● **The data**

▼

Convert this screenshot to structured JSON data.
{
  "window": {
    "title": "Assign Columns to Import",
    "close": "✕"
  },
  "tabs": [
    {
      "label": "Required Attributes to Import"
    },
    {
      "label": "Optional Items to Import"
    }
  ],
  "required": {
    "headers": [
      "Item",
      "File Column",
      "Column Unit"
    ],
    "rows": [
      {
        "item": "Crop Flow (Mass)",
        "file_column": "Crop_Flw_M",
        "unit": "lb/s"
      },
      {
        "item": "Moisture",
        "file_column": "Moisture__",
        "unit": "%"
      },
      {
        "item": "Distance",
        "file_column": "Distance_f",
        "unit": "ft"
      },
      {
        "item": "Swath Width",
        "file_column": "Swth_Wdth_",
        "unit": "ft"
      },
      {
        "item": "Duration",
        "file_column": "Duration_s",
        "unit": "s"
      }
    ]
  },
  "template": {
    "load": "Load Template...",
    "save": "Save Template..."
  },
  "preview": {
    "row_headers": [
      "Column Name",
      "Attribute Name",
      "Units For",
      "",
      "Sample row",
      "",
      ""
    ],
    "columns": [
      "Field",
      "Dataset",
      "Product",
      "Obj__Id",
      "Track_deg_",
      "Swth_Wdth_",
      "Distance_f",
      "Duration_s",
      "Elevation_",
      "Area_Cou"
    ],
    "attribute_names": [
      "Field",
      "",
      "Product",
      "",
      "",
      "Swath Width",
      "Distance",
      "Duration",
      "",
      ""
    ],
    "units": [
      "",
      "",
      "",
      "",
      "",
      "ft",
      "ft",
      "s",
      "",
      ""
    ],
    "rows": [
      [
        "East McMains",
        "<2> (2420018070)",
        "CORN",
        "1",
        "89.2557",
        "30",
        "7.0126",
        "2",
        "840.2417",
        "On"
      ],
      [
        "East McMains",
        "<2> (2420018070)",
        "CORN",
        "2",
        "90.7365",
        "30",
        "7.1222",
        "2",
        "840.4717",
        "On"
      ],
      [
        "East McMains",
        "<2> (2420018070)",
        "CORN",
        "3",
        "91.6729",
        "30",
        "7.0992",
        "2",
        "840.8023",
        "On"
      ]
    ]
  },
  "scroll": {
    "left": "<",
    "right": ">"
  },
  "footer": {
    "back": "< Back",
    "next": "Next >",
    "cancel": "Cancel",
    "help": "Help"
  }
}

▲

● **Requirements**
Extract the full listing above without altering anything.

● **Reply**
Convert this screenshot to structured JSON data.
{
  "window": {
    "title": "Assign Columns to Import",
    "close": "✕"
  },
  "tabs": [
    {
      "label": "Required Attributes to Import"
    },
    {
      "label": "Optional Items to Import"
    }
  ],
  "required": {
    "headers": [
      "Item",
      "File Column",
      "Column Unit"
    ],
    "rows": [
      {
        "item": "Crop Flow (Mass)",
        "file_column": "Crop_Flw_M",
        "unit": "lb/s"
      },
      {
        "item": "Moisture",
        "file_column": "Moisture__",
        "unit": "%"
      },
      {
        "item": "Distance",
        "file_column": "Distance_f",
        "unit": "ft"
      },
      {
        "item": "Swath Width",
        "file_column": "Swth_Wdth_",
        "unit": "ft"
      },
      {
        "item": "Duration",
        "file_column": "Duration_s",
        "unit": "s"
      }
    ]
  },
  "template": {
    "load": "Load Template...",
    "save": "Save Template..."
  },
  "preview": {
    "row_headers": [
      "Column Name",
      "Attribute Name",
      "Units For",
      "",
      "Sample row",
      "",
      ""
    ],
    "columns": [
      "Field",
      "Dataset",
      "Product",
      "Obj__Id",
      "Track_deg_",
      "Swth_Wdth_",
      "Distance_f",
      "Duration_s",
      "Elevation_",
      "Area_Cou"
    ],
    "attribute_names": [
      "Field",
      "",
      "Product",
      "",
      "",
      "Swath Width",
      "Distance",
      "Duration",
      "",
      ""
    ],
    "units": [
      "",
      "",
      "",
      "",
      "",
      "ft",
      "ft",
      "s",
      "",
      ""
    ],
    "rows": [
      [
        "East McMains",
        "<2> (2420018070)",
        "CORN",
        "1",
        "89.2557",
        "30",
        "7.0126",
        "2",
        "840.2417",
        "On"
      ],
      [
        "East McMains",
        "<2> (2420018070)",
        "CORN",
        "2",
        "90.7365",
        "30",
        "7.1222",
        "2",
        "840.4717",
        "On"
      ],
      [
        "East McMains",
        "<2> (2420018070)",
        "CORN",
        "3",
        "91.6729",
        "30",
        "7.0992",
        "2",
        "840.8023",
        "On"
      ]
    ]
  },
  "scroll": {
    "left": "<",
    "right": ">"
  },
  "footer": {
    "back": "< Back",
    "next": "Next >",
    "cancel": "Cancel",
    "help": "Help"
  }
}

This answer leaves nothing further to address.